Vorliegender Text:
^^^^
Letztere Unterstellung nutzte der US-Präsident Mitte April, um die US-Finanzierung der WHO einzustellen, die für den Zeitraum 2018-2019 rund 900 Millionen US-Dollar, circa ein Fünftel des Agentur-Gesamthaushalts von 4,4 Milliarden US-Dollar, betrug.

Die Ankündigung löste scharfen Protest in der US-Gesundheits-Gemeinschaft aus. Die American Medical Association (AMA) erklärte, die Mittelkürzung inmitten der schlimmsten Krise der öffentlichen Gesundheit seit einem Jahrhundert bedeute einen „gefährlichen Schritt in die falsche Richtung”. Antonio Guterres, Generalsekretär der Vereinten Nationen, räumte ein, es sei wohl möglich, dass Institutionen und Regierungen die Fakten unterschiedlich interpretieren, doch sei es „jetzt nicht der richtige Zeitpunkt” für eine Mittelkürzung. Leslie Dach, Vorsitzender der Interessengruppe Protect Our Care, erklärte: „Dies ist nichts weiter als ein durchschaubarer Versuch von Präsident Trump, von seinem (Scheitern) abzulenken, indem er die Schwere der Coronavirus-Krise und das Versäumnis seiner Regierung, unsere Nation vorzubereiten, herunterspielt”.
^^^^
Bereitgestelltes Material:
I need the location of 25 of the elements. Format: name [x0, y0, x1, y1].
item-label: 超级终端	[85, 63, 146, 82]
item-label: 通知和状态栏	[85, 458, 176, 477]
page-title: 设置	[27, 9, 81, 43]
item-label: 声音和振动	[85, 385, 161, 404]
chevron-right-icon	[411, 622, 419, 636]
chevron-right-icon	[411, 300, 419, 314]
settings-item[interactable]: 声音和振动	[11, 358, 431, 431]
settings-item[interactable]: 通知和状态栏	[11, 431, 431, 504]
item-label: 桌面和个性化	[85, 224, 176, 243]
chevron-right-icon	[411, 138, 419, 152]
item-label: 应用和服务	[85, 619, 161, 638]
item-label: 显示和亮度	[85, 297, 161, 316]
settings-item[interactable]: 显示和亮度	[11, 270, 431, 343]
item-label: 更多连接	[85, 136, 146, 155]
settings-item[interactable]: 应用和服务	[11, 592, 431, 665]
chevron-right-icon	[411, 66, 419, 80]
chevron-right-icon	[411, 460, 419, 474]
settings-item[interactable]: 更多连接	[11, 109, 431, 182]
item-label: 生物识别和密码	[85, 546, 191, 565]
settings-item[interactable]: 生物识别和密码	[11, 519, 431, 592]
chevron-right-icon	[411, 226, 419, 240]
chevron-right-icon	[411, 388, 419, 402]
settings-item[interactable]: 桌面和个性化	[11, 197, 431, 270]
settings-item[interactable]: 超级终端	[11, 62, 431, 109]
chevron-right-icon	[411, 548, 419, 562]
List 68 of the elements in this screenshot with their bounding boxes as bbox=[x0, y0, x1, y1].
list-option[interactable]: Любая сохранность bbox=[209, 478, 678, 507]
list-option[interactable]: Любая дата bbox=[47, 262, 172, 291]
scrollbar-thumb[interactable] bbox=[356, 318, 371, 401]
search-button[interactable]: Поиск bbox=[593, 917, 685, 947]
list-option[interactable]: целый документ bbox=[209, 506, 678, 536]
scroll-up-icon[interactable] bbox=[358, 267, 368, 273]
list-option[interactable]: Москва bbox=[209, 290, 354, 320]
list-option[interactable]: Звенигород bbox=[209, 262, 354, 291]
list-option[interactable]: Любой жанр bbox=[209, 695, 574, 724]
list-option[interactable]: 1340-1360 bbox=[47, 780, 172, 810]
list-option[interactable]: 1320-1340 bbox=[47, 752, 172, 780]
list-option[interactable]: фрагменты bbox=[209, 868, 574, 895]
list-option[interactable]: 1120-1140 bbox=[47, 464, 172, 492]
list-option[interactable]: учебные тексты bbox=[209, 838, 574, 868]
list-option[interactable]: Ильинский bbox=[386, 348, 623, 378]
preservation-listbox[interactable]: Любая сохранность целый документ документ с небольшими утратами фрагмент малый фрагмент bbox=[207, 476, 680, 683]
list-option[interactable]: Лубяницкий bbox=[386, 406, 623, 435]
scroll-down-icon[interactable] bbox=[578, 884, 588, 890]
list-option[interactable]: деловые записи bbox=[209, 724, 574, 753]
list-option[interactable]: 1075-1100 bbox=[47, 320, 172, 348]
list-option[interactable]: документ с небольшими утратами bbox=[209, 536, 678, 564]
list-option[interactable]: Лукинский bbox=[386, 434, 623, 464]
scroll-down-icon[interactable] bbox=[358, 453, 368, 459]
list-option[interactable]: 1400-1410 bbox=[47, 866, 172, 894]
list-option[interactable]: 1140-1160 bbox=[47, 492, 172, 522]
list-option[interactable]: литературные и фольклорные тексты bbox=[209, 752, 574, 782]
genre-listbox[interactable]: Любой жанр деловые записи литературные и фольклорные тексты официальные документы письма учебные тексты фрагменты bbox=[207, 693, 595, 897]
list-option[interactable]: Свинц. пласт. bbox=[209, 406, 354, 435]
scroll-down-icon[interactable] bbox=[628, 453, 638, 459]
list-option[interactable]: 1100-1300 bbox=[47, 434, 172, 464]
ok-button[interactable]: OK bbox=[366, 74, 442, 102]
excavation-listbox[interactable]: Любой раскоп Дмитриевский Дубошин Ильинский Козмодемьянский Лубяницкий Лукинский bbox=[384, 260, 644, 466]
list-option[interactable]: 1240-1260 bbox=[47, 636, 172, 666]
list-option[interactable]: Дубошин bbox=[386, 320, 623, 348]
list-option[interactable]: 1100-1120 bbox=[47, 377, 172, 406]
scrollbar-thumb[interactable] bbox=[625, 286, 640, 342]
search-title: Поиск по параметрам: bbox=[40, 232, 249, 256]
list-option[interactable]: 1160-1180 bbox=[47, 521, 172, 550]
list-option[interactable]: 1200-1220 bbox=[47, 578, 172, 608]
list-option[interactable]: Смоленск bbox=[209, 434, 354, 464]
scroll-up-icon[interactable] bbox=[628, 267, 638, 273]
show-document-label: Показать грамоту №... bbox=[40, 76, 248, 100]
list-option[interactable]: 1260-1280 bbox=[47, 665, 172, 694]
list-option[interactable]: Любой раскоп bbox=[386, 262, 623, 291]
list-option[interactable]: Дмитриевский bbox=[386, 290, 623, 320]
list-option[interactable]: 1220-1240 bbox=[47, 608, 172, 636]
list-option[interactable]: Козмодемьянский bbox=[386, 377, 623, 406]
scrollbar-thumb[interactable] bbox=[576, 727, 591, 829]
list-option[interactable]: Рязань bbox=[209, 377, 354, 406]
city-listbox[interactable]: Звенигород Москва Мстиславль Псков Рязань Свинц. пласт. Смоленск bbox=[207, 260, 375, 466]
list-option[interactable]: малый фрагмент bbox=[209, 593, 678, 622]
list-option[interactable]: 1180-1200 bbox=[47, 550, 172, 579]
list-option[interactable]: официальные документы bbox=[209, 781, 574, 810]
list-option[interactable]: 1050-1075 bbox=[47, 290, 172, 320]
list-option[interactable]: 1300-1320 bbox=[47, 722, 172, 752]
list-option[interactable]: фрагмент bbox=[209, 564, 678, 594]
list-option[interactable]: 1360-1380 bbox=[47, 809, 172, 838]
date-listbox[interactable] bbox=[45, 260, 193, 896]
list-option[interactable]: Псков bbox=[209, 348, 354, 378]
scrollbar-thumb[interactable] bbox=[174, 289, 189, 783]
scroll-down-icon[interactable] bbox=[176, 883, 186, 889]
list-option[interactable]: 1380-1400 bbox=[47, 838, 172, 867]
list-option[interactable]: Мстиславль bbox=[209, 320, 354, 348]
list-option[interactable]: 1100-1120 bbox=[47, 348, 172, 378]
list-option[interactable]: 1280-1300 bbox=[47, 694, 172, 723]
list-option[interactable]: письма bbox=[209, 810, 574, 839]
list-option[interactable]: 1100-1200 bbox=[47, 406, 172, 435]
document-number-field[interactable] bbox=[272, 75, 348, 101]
^^^^
Deine Aufgaben:
(A) Fasse den Absatz aus dem Text zur WHO-Finanzierung, der mit „Die Ankündigung löste“ beginnt, als Liste zusammen. Die wichtigsten Aussagen sollen erhalten bleiben.
(B) Schreib den Text zur WHO-Finanzierung nach seinem letzten Satz weiter.

Antworten je Aufgabe:
(A)
- Die Ankündigung löste in der US-Gesundheits-Gemeinschaft scharfen Protest aus.
- American Medical Association (AMA): Die Mittelkürzung mitten in der schlimmsten Krise der öffentlichen Gesundheit seit einem Jahrhundert ist ein „gefährlicher Schritt in die falsche Richtung“.
- Antonio Guterres, UN-Generalsekretär: Institutionen und Regierungen können die Fakten wohl unterschiedlich auslegen, doch „jetzt“ ist „nicht der richtige Zeitpunkt“ für eine Kürzung.
- Leslie Dach, Vorsitzender von Protect Our Care: Präsident Trump versucht durchschaubar, von seinem Scheitern abzulenken. Dazu spielt er die Schwere der Coronavirus-Krise und das Versäumnis seiner Regierung herunter, das Land vorzubereiten.

(B)
Jeremy Konyndyk, ehemaliger Leiter des Amtes für Katastrophenhilfe im Ausland bei USAID, ging den Präsidenten noch schärfer an. Nämlich mit dem Nachweis der Daten-Vertuschung. Konyndyk erinnerte daran, dass die WHO mit dem Versand technischer Leitlinien bereits am 10. Januar die USA und ihre Mitgliedsländer vor dem Risiko einer Covid-19-Mensch-zu-Mensch-Übertragung gewarnt hatte. Zwar habe ein WHO-Tweet vom 14. Januar 2020 eingeräumt, „vorläufige Untersuchungen der chinesischen Behörden hätten keine eindeutigen Beweise für eine Übertragung von Mensch zu Mensch ergeben“, jedoch habe schließlich der offizielle WHO-Bericht vom 23. Januar eindeutig vor einer Übertragung von Mensch zu Mensch und einer höheren Übertragbarkeit als bei der saisonbedingten Grippe gewarnt.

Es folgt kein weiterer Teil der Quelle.